● AIM OF THE TASK
Copy nothing but the text: repeat each entry exactly and drop the images.

(Saved entries)
☆ ☆ ☆

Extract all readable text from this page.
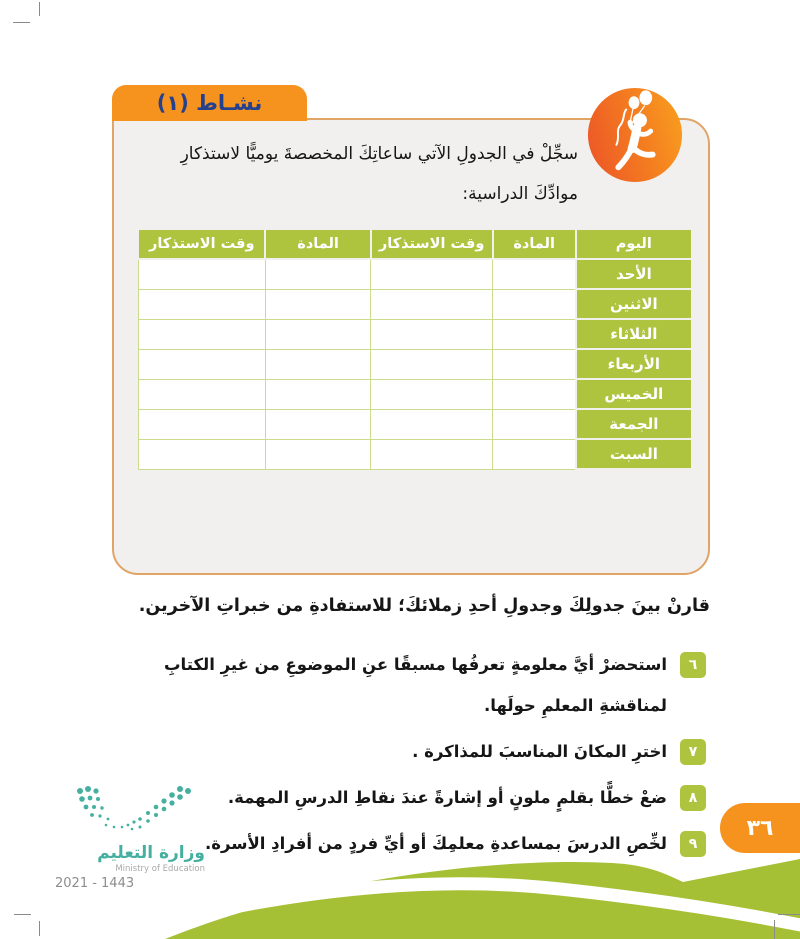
نشـاط (١)

سجِّلْ في الجدولِ الآتي ساعاتِكَ المخصصةَ يوميًّا لاستذكارِ موادِّكَ الدراسية:

اليوم	المادة	وقت الاستذكار	المادة	وقت الاستذكار
الأحد				
الاثنين				
الثلاثاء				
الأربعاء				
الخميس				
الجمعة				
السبت				

قارنْ بينَ جدولِكَ وجدولِ أحدِ زملائكَ؛ للاستفادةِ من خبراتِ الآخرين.

٦
استحضرْ أيَّ معلومةٍ تعرفُها مسبقًا عنِ الموضوعِ من غيرِ الكتابِ لمناقشةِ المعلمِ حولَها.
٧
اخترِ المكانَ المناسبَ للمذاكرة .
٨
ضعْ خطًّا بقلمٍ ملونٍ أو إشارةً عندَ نقاطِ الدرسِ المهمة.
٩
لخِّصِ الدرسَ بمساعدةِ معلمِكَ أو أيِّ فردٍ من أفرادِ الأسرة.
وزارة التعليم
Ministry of Education
2021 - 1443
٣٦
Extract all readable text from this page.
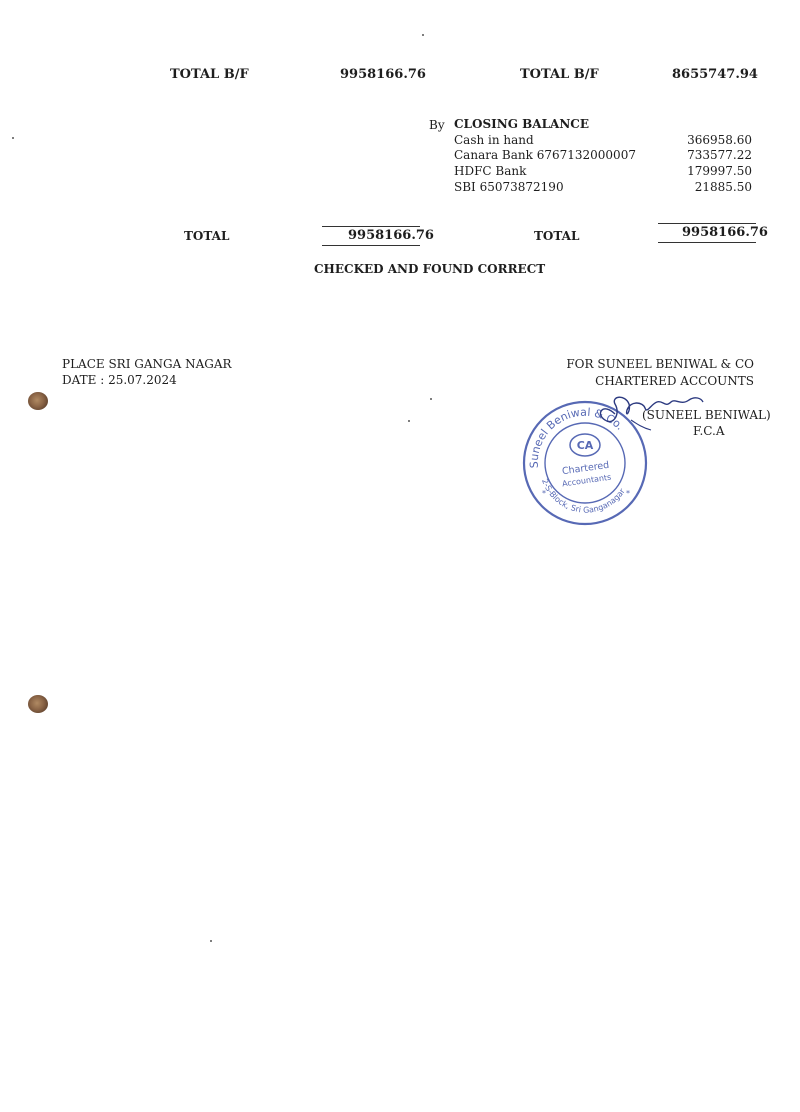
TOTAL B/F	9958166.76	TOTAL B/F	8655747.94
By CLOSING BALANCE
Cash in hand	366958.60
Canara Bank 6767132000007	733577.22
HDFC Bank	179997.50
SBI 65073872190	21885.50
TOTAL	9958166.76	TOTAL	9958166.76
CHECKED AND FOUND CORRECT
PLACE SRI GANGA NAGAR
DATE : 25.07.2024
FOR SUNEEL BENIWAL & CO
CHARTERED ACCOUNTS
Suneel Beniwal & Co.
2-S-Block, Sri Ganganagar
CA
Chartered
Accountants
*	*
(SUNEEL BENIWAL)
F.C.A
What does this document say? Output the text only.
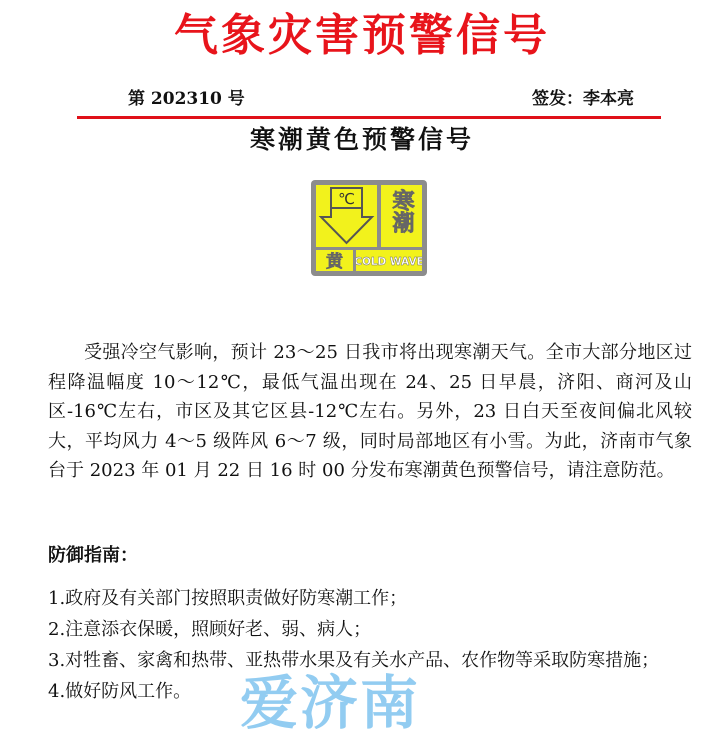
气象灾害预警信号
第 202310 号	签发：李本亮
寒潮黄色预警信号
℃ 寒潮
黄 COLD WAVE

受强冷空气影响，预计 23～25 日我市将出现寒潮天气。全市大部分地区过程降温幅度 10～12℃，最低气温出现在 24、25 日早晨，济阳、商河及山区-16℃左右，市区及其它区县-12℃左右。另外，23 日白天至夜间偏北风较大，平均风力 4～5 级阵风 6～7 级，同时局部地区有小雪。为此，济南市气象台于 2023 年 01 月 22 日 16 时 00 分发布寒潮黄色预警信号，请注意防范。

防御指南：
1.政府及有关部门按照职责做好防寒潮工作；
2.注意添衣保暖，照顾好老、弱、病人；
3.对牲畜、家禽和热带、亚热带水果及有关水产品、农作物等采取防寒措施；
4.做好防风工作。 爱济南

☆ ☆ ☆

● THE ANSWER
Extract all readable text from this page.
نشـاط (١)

سجِّلْ في الجدولِ الآتي ساعاتِكَ المخصصةَ يوميًّا لاستذكارِ موادِّكَ الدراسية:

اليوم	المادة	وقت الاستذكار	المادة	وقت الاستذكار
الأحد				
الاثنين				
الثلاثاء				
الأربعاء				
الخميس				
الجمعة				
السبت				

قارنْ بينَ جدولِكَ وجدولِ أحدِ زملائكَ؛ للاستفادةِ من خبراتِ الآخرين.

٦
استحضرْ أيَّ معلومةٍ تعرفُها مسبقًا عنِ الموضوعِ من غيرِ الكتابِ لمناقشةِ المعلمِ حولَها.
٧
اخترِ المكانَ المناسبَ للمذاكرة .
٨
ضعْ خطًّا بقلمٍ ملونٍ أو إشارةً عندَ نقاطِ الدرسِ المهمة.
٩
لخِّصِ الدرسَ بمساعدةِ معلمِكَ أو أيِّ فردٍ من أفرادِ الأسرة.
وزارة التعليم
Ministry of Education
2021 - 1443
٣٦
Extract all readable text from this page.
TOTAL B/F	9958166.76	TOTAL B/F	8655747.94
By CLOSING BALANCE
Cash in hand	366958.60
Canara Bank 6767132000007	733577.22
HDFC Bank	179997.50
SBI 65073872190	21885.50
TOTAL	9958166.76	TOTAL	9958166.76
CHECKED AND FOUND CORRECT
PLACE SRI GANGA NAGAR
DATE : 25.07.2024
FOR SUNEEL BENIWAL & CO
CHARTERED ACCOUNTS
Suneel Beniwal & Co.
2-S-Block, Sri Ganganagar
CA
Chartered
Accountants
*	*
(SUNEEL BENIWAL)
F.C.A
What does this document say? Output the text only.
气象灾害预警信号
第 202310 号	签发：李本亮
寒潮黄色预警信号
℃ 寒潮
黄 COLD WAVE

受强冷空气影响，预计 23～25 日我市将出现寒潮天气。全市大部分地区过程降温幅度 10～12℃，最低气温出现在 24、25 日早晨，济阳、商河及山区-16℃左右，市区及其它区县-12℃左右。另外，23 日白天至夜间偏北风较大，平均风力 4～5 级阵风 6～7 级，同时局部地区有小雪。为此，济南市气象台于 2023 年 01 月 22 日 16 时 00 分发布寒潮黄色预警信号，请注意防范。

防御指南：
1.政府及有关部门按照职责做好防寒潮工作；
2.注意添衣保暖，照顾好老、弱、病人；
3.对牲畜、家禽和热带、亚热带水果及有关水产品、农作物等采取防寒措施；
4.做好防风工作。 爱济南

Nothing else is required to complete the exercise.